-- BEGIN LISTED RECORDS --
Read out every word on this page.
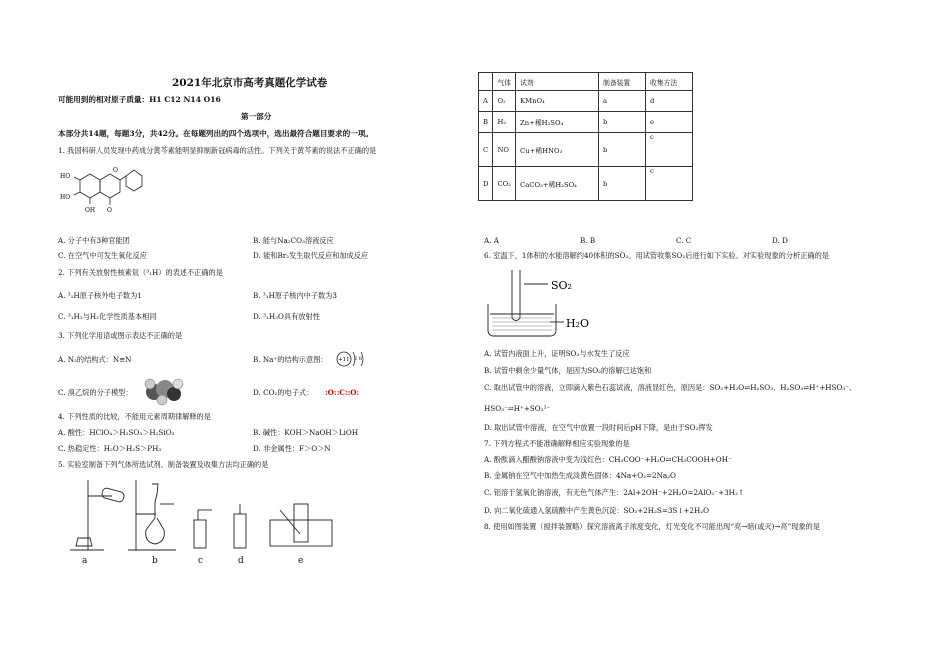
2021年北京市高考真题化学试卷
可能用到的相对原子质量：H1 C12 N14 O16
第一部分
本部分共14题，每题3分，共42分。在每题列出的四个选项中，选出最符合题目要求的一项。
1. 我国科研人员发现中药成分黄芩素能明显抑制新冠病毒的活性。下列关于黄芩素的说法不正确的是
HO
HO
OH O
O
A. 分子中有3种官能团	B. 能与Na₂CO₃溶液反应
C. 在空气中可发生氧化反应	D. 能和Br₂发生取代反应和加成反应
2. 下列有关放射性核素氚（³₁H）的表述不正确的是
A. ³₁H原子核外电子数为1	B. ³₁H原子核内中子数为3
C. ³₁H₂与H₂化学性质基本相同	D. ³₁H₂O具有放射性
3. 下列化学用语或图示表达不正确的是
A. N₂的结构式：N≡N	B. Na⁺的结构示意图： +11 2 8
C. 溴乙烷的分子模型：	D. CO₂的电子式： :O::C::O:
4. 下列性质的比较，不能用元素周期律解释的是
A. 酸性：HClO₄＞H₂SO₃＞H₂SiO₃	B. 碱性：KOH＞NaOH＞LiOH
C. 热稳定性：H₂O＞H₂S＞PH₃	D. 非金属性：F＞O＞N
5. 实验室制备下列气体所选试剂、制备装置及收集方法均正确的是
a	b	c	d	e
	气体	试剂	制备装置	收集方法
A	O₂	KMnO₄	a	d
B	H₂	Zn+稀H₂SO₄	b	e
C	NO	Cu+稀HNO₃	b	c
D	CO₂	CaCO₃+稀H₂SO₄	b	c
A. A	B. B	C. C	D. D
6. 室温下，1体积的水能溶解约40体积的SO₂。用试管收集SO₂后进行如下实验。对实验现象的分析正确的是
SO₂
H₂O
A. 试管内液面上升，证明SO₂与水发生了反应
B. 试管中剩余少量气体，是因为SO₂的溶解已达饱和
C. 取出试管中的溶液，立即滴入紫色石蕊试液，溶液显红色，原因是：SO₂+H₂O⇌H₂SO₃、H₂SO₃⇌H⁺+HSO₃⁻、
HSO₃⁻⇌H⁺+SO₃²⁻
D. 取出试管中溶液，在空气中放置一段时间后pH下降，是由于SO₂挥发
7. 下列方程式不能准确解释相应实验现象的是
A. 酚酞滴入醋酸钠溶液中变为浅红色：CH₃COO⁻+H₂O⇌CH₃COOH+OH⁻
B. 金属钠在空气中加热生成淡黄色固体：4Na+O₂=2Na₂O
C. 铝溶于氢氧化钠溶液，有无色气体产生：2Al+2OH⁻+2H₂O=2AlO₂⁻+3H₂↑
D. 向二氧化硫通入氢硫酸中产生黄色沉淀：SO₂+2H₂S=3S↓+2H₂O
8. 使用如图装置（搅拌装置略）探究溶液离子浓度变化，灯光变化不可能出现“亮→暗(或灭)→亮”现象的是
-- END LISTED RECORDS --
WRITTEN EXERCISE:
Tally the lines of the preceding listing in which the word "HSO₃" appears; state nothing but the total.

SOLUTION TO THE EXERCISE:
2